_Figure record listings_:
--------------------
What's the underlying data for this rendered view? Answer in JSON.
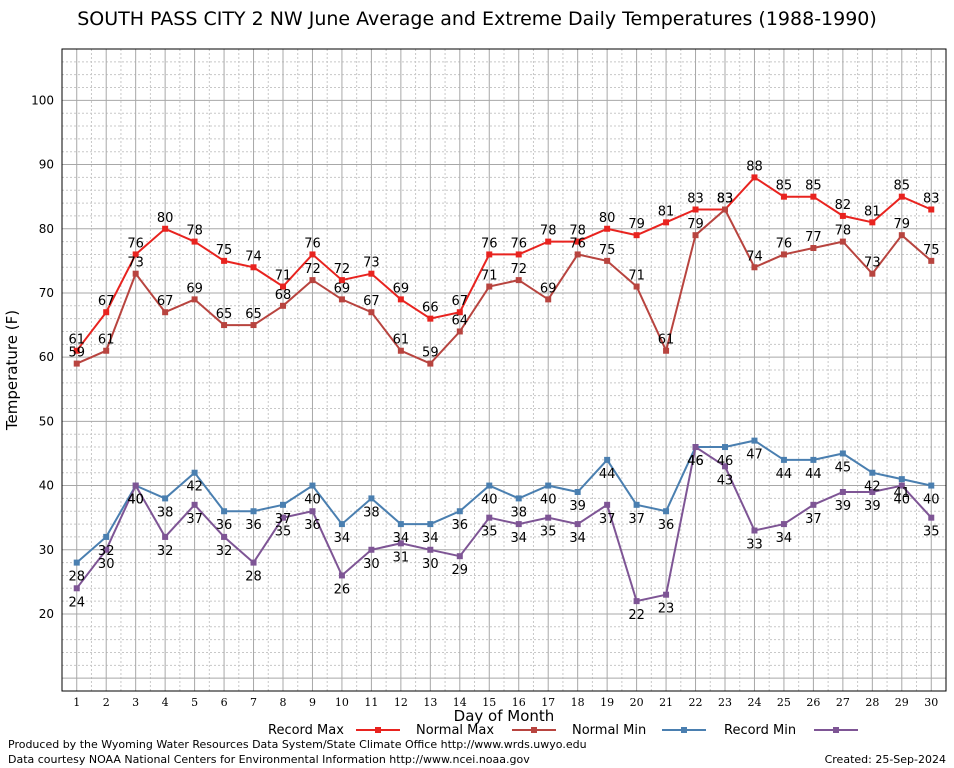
{
  "chart_data": {
    "type": "line",
    "title": "SOUTH PASS CITY 2 NW June Average and Extreme Daily Temperatures (1988-1990)",
    "xlabel": "Day of Month",
    "ylabel": "Temperature (F)",
    "xlim": [
      0.5,
      30.5
    ],
    "ylim": [
      8,
      108
    ],
    "yticks": [
      20,
      30,
      40,
      50,
      60,
      70,
      80,
      90,
      100
    ],
    "grid": true,
    "legend_position": "bottom",
    "x": [
      1,
      2,
      3,
      4,
      5,
      6,
      7,
      8,
      9,
      10,
      11,
      12,
      13,
      14,
      15,
      16,
      17,
      18,
      19,
      20,
      21,
      22,
      23,
      24,
      25,
      26,
      27,
      28,
      29,
      30
    ],
    "series": [
      {
        "name": "Record Max",
        "color": "#e8231f",
        "values": [
          61,
          67,
          76,
          80,
          78,
          75,
          74,
          71,
          76,
          72,
          73,
          69,
          66,
          67,
          76,
          76,
          78,
          78,
          80,
          79,
          81,
          83,
          83,
          88,
          85,
          85,
          82,
          81,
          85,
          83
        ]
      },
      {
        "name": "Normal Max",
        "color": "#b8443f",
        "values": [
          59,
          61,
          73,
          67,
          69,
          65,
          65,
          68,
          72,
          69,
          67,
          61,
          59,
          64,
          71,
          72,
          69,
          76,
          75,
          71,
          61,
          79,
          83,
          74,
          76,
          77,
          78,
          73,
          79,
          75
        ]
      },
      {
        "name": "Normal Min",
        "color": "#4a7fb0",
        "values": [
          28,
          32,
          40,
          38,
          42,
          36,
          36,
          37,
          40,
          34,
          38,
          34,
          34,
          36,
          40,
          38,
          40,
          39,
          44,
          37,
          36,
          46,
          46,
          47,
          44,
          44,
          45,
          42,
          41,
          40
        ]
      },
      {
        "name": "Record Min",
        "color": "#7e5595",
        "values": [
          24,
          30,
          40,
          32,
          37,
          32,
          28,
          35,
          36,
          26,
          30,
          31,
          30,
          29,
          35,
          34,
          35,
          34,
          37,
          22,
          23,
          46,
          43,
          33,
          34,
          37,
          39,
          39,
          40,
          35
        ]
      }
    ]
  },
  "footer": {
    "produced_by": "Produced by the Wyoming Water Resources Data System/State Climate Office http://www.wrds.uwyo.edu",
    "courtesy": "Data courtesy NOAA National Centers for Environmental Information http://www.ncei.noaa.gov",
    "created": "Created:  25-Sep-2024"
  }
}
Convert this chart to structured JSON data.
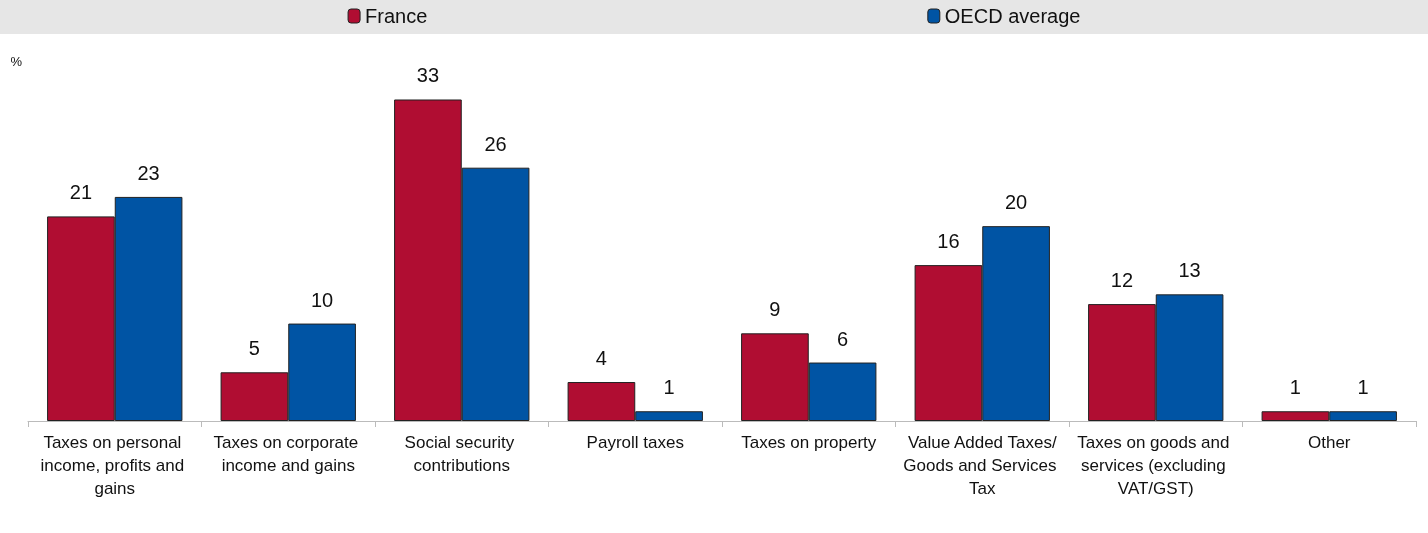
{
  "chart_data": {
    "type": "bar",
    "ylabel": "%",
    "categories": [
      "Taxes on personal income, profits and gains",
      "Taxes on corporate income and gains",
      "Social security contributions",
      "Payroll taxes",
      "Taxes on property",
      "Value Added Taxes/Goods and Services Tax",
      "Taxes on goods and services (excluding VAT/GST)",
      "Other"
    ],
    "series": [
      {
        "name": "France",
        "color": "#b00d32",
        "values": [
          21,
          5,
          33,
          4,
          9,
          16,
          12,
          1
        ]
      },
      {
        "name": "OECD average",
        "color": "#0054a4",
        "values": [
          23,
          10,
          26,
          1,
          6,
          20,
          13,
          1
        ]
      }
    ],
    "data_labels": true,
    "legend": "top",
    "grid": false
  }
}
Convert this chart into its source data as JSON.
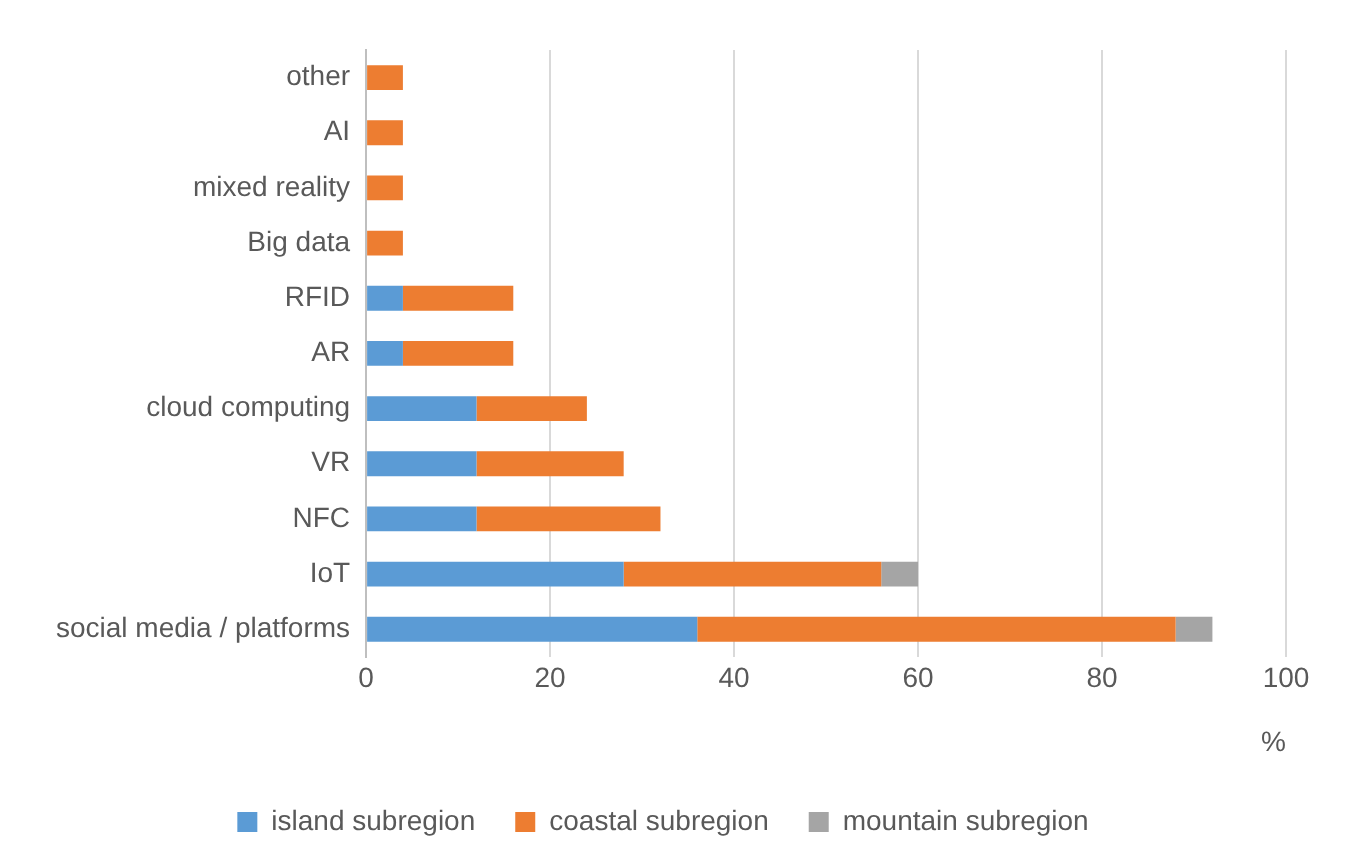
--------------------
_Required work_: The material above holds pictures; copy everything else in it exactly.

_Answer to the problem_:
What's the underlying data for this rendered view? Answer in JSON.
{
  "chart_data": {
    "type": "line",
    "title": "SOUTH PASS CITY 2 NW June Average and Extreme Daily Temperatures (1988-1990)",
    "xlabel": "Day of Month",
    "ylabel": "Temperature (F)",
    "xlim": [
      0.5,
      30.5
    ],
    "ylim": [
      8,
      108
    ],
    "yticks": [
      20,
      30,
      40,
      50,
      60,
      70,
      80,
      90,
      100
    ],
    "grid": true,
    "legend_position": "bottom",
    "x": [
      1,
      2,
      3,
      4,
      5,
      6,
      7,
      8,
      9,
      10,
      11,
      12,
      13,
      14,
      15,
      16,
      17,
      18,
      19,
      20,
      21,
      22,
      23,
      24,
      25,
      26,
      27,
      28,
      29,
      30
    ],
    "series": [
      {
        "name": "Record Max",
        "color": "#e8231f",
        "values": [
          61,
          67,
          76,
          80,
          78,
          75,
          74,
          71,
          76,
          72,
          73,
          69,
          66,
          67,
          76,
          76,
          78,
          78,
          80,
          79,
          81,
          83,
          83,
          88,
          85,
          85,
          82,
          81,
          85,
          83
        ]
      },
      {
        "name": "Normal Max",
        "color": "#b8443f",
        "values": [
          59,
          61,
          73,
          67,
          69,
          65,
          65,
          68,
          72,
          69,
          67,
          61,
          59,
          64,
          71,
          72,
          69,
          76,
          75,
          71,
          61,
          79,
          83,
          74,
          76,
          77,
          78,
          73,
          79,
          75
        ]
      },
      {
        "name": "Normal Min",
        "color": "#4a7fb0",
        "values": [
          28,
          32,
          40,
          38,
          42,
          36,
          36,
          37,
          40,
          34,
          38,
          34,
          34,
          36,
          40,
          38,
          40,
          39,
          44,
          37,
          36,
          46,
          46,
          47,
          44,
          44,
          45,
          42,
          41,
          40
        ]
      },
      {
        "name": "Record Min",
        "color": "#7e5595",
        "values": [
          24,
          30,
          40,
          32,
          37,
          32,
          28,
          35,
          36,
          26,
          30,
          31,
          30,
          29,
          35,
          34,
          35,
          34,
          37,
          22,
          23,
          46,
          43,
          33,
          34,
          37,
          39,
          39,
          40,
          35
        ]
      }
    ]
  },
  "footer": {
    "produced_by": "Produced by the Wyoming Water Resources Data System/State Climate Office http://www.wrds.uwyo.edu",
    "courtesy": "Data courtesy NOAA National Centers for Environmental Information http://www.ncei.noaa.gov",
    "created": "Created:  25-Sep-2024"
  }
}
Convert this chart to structured JSON data.
{
  "chart_data": {
    "type": "bar",
    "ylabel": "%",
    "categories": [
      "Taxes on personal income, profits and gains",
      "Taxes on corporate income and gains",
      "Social security contributions",
      "Payroll taxes",
      "Taxes on property",
      "Value Added Taxes/Goods and Services Tax",
      "Taxes on goods and services (excluding VAT/GST)",
      "Other"
    ],
    "series": [
      {
        "name": "France",
        "color": "#b00d32",
        "values": [
          21,
          5,
          33,
          4,
          9,
          16,
          12,
          1
        ]
      },
      {
        "name": "OECD average",
        "color": "#0054a4",
        "values": [
          23,
          10,
          26,
          1,
          6,
          20,
          13,
          1
        ]
      }
    ],
    "data_labels": true,
    "legend": "top",
    "grid": false
  }
}
Convert this chart into its source data as JSON.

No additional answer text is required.